* [Goal of the exercise]
Decide whether each statement below agrees with the text on homeless counts in Houston, answering yes or no and quoting the words of the text that settle it.
(a) This year, Houston volunteers spent three days surveying homeless individuals.
(b) HUD requires cities to report their unsheltered homeless population every year.
(c) Seattle's count found more unsheltered people than the year before.

─── Text segment ───

In Houston, where the homeless population has been steadily declining for years, volunteers conducted in-depth surveys with individuals instead, using tablets to log information into an online system that prioritizes the most vulnerable for housing, Houston Public Media reported.

While in past years the count took place in a single night, this year volunteers spent three days asking homeless individuals about their age, health and housing history. The online system then ranked respondents on a scale of 1 to 10, indicating how vulnerable they are to not surviving if they remain on the street.

Volunteers conducted 40 on-the-spot assessments. All of those respondents are now on a waiting list for housing.

“And with this data, we will know people by name to be able to really check off the list of, yes, these are the people who are considered chronically homeless, and we know where all of them are sleeping,” Marilyn Brown, the president of the Coalition for the Homeless of Houston and Harris County, told Houston Public Media.

HUD mandates that cities report their sheltered homeless population every year, and unsheltered only on odd years, but many choose to count the unsheltered each year anyway. The survey helps cities track how well efforts to alleviate homelessness are working, and determines how much federal funding local programs will receive.

Houston has made great strides in reducing homelessness in recent years, particularly among veterans. Last year volunteers counted 4,609 sheltered and unsheltered homeless individuals, a drop of more than 700 since 2014.

Houston won’t release 2016’s numbers until this summer, but many early reports in other cities have shown homeless populations increasing. Seattle’s One Night Count tallied a record number of homeless in the city for the third year in a row. According to Real Change News, volunteers counted 4,505 unsheltered people — a 19 percent increase from last year.

─── Data listing ───

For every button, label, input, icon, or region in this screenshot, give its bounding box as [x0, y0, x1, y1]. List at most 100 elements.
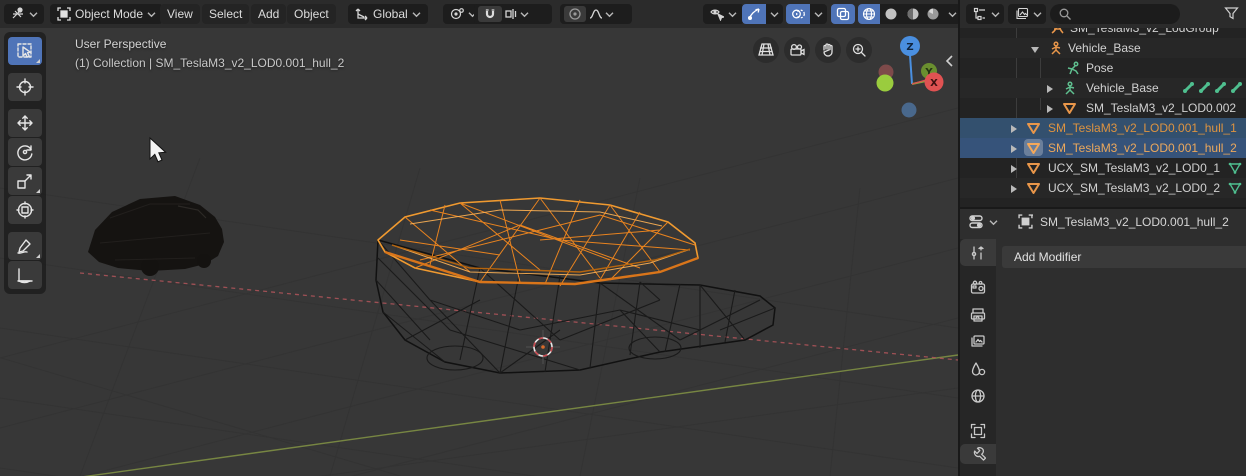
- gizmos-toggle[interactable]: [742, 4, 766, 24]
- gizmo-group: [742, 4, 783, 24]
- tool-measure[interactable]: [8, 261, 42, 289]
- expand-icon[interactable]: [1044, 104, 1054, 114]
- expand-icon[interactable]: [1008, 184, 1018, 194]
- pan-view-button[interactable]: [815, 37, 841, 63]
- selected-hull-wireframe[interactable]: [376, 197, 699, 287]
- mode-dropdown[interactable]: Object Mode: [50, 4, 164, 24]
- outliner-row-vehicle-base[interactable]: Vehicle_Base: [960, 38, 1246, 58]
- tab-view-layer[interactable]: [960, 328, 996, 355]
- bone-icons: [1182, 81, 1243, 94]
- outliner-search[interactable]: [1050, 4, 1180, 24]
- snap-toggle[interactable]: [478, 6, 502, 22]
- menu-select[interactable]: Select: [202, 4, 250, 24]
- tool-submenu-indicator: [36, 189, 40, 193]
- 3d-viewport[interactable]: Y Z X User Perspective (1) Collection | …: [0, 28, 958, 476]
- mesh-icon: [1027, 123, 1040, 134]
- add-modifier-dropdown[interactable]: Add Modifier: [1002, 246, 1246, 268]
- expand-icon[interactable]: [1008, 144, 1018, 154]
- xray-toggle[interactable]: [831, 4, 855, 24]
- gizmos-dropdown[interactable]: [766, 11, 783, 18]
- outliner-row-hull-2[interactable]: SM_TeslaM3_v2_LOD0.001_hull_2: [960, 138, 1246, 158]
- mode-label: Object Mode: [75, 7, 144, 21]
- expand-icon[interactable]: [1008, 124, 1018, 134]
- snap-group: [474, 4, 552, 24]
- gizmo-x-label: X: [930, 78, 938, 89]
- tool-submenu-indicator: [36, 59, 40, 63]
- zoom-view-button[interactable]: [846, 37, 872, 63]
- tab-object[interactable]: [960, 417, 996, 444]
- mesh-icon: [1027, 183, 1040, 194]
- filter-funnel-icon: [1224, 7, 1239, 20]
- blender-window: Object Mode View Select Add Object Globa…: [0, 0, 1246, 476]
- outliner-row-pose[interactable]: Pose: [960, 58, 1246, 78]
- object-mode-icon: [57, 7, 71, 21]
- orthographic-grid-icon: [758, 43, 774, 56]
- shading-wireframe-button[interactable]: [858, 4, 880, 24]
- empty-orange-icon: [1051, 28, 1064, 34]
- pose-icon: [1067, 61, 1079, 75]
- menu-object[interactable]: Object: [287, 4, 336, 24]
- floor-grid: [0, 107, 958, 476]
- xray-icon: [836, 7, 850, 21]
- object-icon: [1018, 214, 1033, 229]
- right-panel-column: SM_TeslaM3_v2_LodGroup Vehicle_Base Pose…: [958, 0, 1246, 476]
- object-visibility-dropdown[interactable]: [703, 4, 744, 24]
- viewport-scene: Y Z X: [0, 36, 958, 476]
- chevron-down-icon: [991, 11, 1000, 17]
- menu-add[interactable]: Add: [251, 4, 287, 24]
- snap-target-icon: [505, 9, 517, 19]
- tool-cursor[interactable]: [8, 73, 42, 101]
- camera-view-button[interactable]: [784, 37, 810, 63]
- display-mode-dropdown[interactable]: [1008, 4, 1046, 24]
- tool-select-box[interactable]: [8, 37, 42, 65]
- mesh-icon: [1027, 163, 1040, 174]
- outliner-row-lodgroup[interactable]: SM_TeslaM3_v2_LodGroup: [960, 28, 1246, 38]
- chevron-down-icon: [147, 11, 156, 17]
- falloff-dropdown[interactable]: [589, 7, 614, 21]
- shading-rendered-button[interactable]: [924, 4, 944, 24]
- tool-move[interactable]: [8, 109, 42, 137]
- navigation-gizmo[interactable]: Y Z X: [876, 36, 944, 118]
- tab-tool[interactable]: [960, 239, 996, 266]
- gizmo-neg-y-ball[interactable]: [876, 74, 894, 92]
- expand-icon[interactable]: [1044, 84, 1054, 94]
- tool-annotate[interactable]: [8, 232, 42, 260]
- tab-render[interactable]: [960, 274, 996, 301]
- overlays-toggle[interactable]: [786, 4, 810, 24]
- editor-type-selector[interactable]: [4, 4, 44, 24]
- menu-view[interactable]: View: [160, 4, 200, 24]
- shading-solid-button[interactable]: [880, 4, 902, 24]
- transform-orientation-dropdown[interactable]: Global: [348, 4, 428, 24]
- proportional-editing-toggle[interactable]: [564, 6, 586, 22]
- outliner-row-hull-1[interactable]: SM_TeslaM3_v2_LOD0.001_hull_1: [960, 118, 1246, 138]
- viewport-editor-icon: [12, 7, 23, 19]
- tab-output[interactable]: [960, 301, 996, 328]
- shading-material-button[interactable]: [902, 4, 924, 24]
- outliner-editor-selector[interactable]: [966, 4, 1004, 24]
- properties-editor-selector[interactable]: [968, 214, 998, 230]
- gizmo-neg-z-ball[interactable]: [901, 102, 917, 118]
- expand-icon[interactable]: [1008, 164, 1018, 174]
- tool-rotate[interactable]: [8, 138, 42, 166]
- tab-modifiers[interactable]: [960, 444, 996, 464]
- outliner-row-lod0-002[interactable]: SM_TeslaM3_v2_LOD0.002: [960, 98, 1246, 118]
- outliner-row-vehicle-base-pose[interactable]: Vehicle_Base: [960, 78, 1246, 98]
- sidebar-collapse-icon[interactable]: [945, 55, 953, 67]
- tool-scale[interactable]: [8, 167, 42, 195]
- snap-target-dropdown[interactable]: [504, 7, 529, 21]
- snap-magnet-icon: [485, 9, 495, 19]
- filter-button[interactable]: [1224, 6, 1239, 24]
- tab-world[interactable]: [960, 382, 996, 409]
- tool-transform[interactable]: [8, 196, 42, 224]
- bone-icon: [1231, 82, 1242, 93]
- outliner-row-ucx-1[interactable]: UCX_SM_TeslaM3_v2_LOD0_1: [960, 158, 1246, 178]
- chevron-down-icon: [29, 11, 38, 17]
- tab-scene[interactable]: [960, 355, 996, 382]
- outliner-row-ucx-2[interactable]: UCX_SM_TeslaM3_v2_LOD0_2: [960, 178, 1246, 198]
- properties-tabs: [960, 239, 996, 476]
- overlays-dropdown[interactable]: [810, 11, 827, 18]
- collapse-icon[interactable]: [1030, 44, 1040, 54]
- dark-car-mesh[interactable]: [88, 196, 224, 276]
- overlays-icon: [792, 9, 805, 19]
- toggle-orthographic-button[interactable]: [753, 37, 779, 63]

───

* [Result of this exercise]
(a) Yes: "this year volunteers spent three days asking homeless individuals about their age, health and housing history."
(b) No: "HUD mandates that cities report their sheltered homeless population every year, and unsheltered only on odd years."
(c) Yes: "volunteers counted 4,505 unsheltered people — a 19 percent increase from last year."